**STATED PROBLEM**. From the listing below, count the lines where the string "yang" occurs. Give the number, with no other words.

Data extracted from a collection
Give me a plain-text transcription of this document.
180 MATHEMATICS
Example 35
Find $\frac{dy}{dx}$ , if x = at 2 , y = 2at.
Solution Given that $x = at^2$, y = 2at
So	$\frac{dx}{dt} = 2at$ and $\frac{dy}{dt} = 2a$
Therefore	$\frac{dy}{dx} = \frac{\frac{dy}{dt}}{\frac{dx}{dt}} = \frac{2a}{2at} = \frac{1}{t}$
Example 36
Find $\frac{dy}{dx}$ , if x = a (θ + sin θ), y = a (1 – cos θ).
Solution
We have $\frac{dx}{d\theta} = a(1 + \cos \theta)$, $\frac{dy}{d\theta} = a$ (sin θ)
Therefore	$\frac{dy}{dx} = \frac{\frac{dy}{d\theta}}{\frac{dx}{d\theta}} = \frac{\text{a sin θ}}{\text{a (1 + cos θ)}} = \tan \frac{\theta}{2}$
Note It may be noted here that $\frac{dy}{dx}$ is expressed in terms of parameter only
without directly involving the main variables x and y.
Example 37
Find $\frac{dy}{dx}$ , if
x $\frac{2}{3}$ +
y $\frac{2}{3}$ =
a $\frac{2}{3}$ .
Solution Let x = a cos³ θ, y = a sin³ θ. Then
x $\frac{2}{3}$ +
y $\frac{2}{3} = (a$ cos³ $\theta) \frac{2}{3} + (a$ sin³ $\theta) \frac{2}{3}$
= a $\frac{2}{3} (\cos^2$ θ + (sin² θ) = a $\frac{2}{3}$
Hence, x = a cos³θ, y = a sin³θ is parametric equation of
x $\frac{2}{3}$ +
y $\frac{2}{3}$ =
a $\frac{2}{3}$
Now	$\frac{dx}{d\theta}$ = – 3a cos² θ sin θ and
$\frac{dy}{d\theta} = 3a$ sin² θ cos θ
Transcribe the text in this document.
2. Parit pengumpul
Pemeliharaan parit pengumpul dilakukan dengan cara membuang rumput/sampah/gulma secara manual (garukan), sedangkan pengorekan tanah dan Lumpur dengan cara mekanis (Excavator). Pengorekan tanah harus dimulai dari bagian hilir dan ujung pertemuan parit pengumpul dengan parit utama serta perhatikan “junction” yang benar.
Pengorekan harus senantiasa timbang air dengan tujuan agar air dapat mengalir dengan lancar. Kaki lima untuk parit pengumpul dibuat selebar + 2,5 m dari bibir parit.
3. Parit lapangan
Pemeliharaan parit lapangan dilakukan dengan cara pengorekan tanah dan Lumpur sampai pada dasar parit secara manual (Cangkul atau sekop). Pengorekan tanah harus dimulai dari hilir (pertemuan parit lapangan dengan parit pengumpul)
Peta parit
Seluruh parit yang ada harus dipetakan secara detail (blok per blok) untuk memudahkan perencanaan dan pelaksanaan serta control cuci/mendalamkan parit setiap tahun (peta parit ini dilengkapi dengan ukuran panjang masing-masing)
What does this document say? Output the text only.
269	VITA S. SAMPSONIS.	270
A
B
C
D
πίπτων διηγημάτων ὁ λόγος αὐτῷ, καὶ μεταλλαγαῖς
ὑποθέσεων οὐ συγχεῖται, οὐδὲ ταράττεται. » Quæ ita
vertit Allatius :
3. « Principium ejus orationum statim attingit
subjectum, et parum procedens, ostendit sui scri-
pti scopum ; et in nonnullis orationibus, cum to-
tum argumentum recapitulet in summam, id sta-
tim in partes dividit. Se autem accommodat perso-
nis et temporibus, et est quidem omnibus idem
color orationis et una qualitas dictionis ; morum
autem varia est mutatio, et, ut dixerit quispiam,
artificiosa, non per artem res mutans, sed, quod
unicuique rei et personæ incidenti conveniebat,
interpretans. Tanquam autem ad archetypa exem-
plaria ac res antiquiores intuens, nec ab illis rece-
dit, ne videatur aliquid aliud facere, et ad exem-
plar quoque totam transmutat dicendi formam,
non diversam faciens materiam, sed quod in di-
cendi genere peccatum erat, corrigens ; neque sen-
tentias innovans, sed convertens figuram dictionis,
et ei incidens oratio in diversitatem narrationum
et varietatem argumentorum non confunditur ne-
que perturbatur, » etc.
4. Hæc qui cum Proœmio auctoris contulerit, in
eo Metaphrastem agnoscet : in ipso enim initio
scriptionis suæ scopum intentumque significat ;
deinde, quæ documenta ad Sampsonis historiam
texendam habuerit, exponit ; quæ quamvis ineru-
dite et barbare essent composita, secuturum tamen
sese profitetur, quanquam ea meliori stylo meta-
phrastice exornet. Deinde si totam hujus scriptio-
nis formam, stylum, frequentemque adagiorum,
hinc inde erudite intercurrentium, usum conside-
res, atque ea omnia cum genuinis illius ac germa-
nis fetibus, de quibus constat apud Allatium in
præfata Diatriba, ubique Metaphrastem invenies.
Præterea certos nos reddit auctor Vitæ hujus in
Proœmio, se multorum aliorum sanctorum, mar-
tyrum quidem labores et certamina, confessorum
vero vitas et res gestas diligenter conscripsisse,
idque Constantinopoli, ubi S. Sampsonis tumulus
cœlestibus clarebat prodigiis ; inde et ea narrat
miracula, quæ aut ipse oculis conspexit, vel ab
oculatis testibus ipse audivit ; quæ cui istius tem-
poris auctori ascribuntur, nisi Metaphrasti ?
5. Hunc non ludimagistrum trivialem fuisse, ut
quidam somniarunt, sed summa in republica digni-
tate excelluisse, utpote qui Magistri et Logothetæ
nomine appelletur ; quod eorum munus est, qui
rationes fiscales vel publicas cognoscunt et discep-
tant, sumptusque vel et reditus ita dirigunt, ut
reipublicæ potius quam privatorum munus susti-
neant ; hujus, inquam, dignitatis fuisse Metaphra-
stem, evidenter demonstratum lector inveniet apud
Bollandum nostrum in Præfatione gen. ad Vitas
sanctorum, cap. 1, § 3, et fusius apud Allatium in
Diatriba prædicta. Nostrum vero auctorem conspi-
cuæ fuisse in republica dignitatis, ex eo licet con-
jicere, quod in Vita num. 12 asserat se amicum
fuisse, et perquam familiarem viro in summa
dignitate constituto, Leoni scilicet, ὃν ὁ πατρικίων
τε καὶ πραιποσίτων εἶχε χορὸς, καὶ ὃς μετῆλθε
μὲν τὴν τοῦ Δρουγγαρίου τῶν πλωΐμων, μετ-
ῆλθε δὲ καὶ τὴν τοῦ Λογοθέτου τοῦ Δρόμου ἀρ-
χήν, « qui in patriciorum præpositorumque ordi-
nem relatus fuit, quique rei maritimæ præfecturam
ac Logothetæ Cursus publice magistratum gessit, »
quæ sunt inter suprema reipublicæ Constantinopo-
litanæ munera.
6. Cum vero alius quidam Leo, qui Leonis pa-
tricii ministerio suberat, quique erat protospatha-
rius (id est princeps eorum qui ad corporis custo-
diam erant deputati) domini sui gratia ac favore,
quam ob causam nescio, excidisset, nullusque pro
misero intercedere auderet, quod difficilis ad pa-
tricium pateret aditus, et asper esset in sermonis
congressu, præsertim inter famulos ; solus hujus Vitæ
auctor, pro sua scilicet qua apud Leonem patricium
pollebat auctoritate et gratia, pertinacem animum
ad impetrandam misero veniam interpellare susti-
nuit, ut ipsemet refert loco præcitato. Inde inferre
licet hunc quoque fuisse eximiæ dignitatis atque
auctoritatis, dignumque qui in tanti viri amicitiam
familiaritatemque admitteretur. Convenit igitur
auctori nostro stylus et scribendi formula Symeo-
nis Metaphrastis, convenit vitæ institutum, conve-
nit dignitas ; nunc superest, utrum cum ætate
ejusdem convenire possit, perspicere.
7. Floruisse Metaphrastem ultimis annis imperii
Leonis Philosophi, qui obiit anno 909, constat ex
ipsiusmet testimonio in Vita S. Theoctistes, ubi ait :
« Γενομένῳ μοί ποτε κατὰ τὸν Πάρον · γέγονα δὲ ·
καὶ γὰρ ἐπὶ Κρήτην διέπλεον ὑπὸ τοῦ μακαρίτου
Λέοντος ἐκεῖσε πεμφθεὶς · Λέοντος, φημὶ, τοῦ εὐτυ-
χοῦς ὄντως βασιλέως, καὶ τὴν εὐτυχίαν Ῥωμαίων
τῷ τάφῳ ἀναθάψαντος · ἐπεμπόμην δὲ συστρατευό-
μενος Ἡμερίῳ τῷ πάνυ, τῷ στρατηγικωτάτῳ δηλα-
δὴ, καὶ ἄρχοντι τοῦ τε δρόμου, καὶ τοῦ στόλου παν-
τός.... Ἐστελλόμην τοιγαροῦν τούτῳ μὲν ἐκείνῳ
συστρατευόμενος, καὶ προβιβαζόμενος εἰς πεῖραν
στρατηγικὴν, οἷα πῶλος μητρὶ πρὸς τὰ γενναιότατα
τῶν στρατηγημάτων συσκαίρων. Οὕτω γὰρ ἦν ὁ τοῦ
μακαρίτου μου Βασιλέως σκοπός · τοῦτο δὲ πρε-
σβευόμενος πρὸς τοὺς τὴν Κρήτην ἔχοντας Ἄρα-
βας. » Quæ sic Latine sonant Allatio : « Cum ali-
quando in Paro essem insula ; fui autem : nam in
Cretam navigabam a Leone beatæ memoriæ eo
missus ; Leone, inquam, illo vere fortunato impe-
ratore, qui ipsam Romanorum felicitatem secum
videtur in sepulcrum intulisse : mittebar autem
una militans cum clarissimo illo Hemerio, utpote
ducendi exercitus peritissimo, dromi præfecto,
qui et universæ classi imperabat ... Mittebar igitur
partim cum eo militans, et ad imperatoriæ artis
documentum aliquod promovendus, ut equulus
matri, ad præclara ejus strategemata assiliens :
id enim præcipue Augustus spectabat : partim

**ANSWER TO THIS EXERCISE**. 2